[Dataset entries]
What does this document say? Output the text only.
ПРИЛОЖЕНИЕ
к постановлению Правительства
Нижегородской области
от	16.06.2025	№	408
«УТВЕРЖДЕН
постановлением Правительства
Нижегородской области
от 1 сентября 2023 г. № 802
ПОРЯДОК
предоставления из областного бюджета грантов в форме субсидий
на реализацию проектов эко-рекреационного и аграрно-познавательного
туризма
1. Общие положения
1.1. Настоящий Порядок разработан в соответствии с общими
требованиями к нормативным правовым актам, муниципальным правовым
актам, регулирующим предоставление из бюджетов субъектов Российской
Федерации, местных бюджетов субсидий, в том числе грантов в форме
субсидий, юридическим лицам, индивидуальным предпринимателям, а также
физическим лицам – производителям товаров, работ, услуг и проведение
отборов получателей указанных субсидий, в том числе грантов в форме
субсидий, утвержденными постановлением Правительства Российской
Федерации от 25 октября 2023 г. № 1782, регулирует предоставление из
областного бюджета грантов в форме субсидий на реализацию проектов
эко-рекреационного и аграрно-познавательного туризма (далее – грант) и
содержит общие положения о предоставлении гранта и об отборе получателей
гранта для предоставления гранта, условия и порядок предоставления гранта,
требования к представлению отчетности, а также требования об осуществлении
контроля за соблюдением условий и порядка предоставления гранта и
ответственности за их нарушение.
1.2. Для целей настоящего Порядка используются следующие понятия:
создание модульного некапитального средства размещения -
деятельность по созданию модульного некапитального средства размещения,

### Your task
Retype the listing above in full, with no alterations.

### Result of this exercise
What does this document say? Output the text only.
ПРИЛОЖЕНИЕ
к постановлению Правительства
Нижегородской области
от	16.06.2025	№	408
«УТВЕРЖДЕН
постановлением Правительства
Нижегородской области
от 1 сентября 2023 г. № 802
ПОРЯДОК
предоставления из областного бюджета грантов в форме субсидий
на реализацию проектов эко-рекреационного и аграрно-познавательного
туризма
1. Общие положения
1.1. Настоящий Порядок разработан в соответствии с общими
требованиями к нормативным правовым актам, муниципальным правовым
актам, регулирующим предоставление из бюджетов субъектов Российской
Федерации, местных бюджетов субсидий, в том числе грантов в форме
субсидий, юридическим лицам, индивидуальным предпринимателям, а также
физическим лицам – производителям товаров, работ, услуг и проведение
отборов получателей указанных субсидий, в том числе грантов в форме
субсидий, утвержденными постановлением Правительства Российской
Федерации от 25 октября 2023 г. № 1782, регулирует предоставление из
областного бюджета грантов в форме субсидий на реализацию проектов
эко-рекреационного и аграрно-познавательного туризма (далее – грант) и
содержит общие положения о предоставлении гранта и об отборе получателей
гранта для предоставления гранта, условия и порядок предоставления гранта,
требования к представлению отчетности, а также требования об осуществлении
контроля за соблюдением условий и порядка предоставления гранта и
ответственности за их нарушение.
1.2. Для целей настоящего Порядка используются следующие понятия:
создание модульного некапитального средства размещения -
деятельность по созданию модульного некапитального средства размещения,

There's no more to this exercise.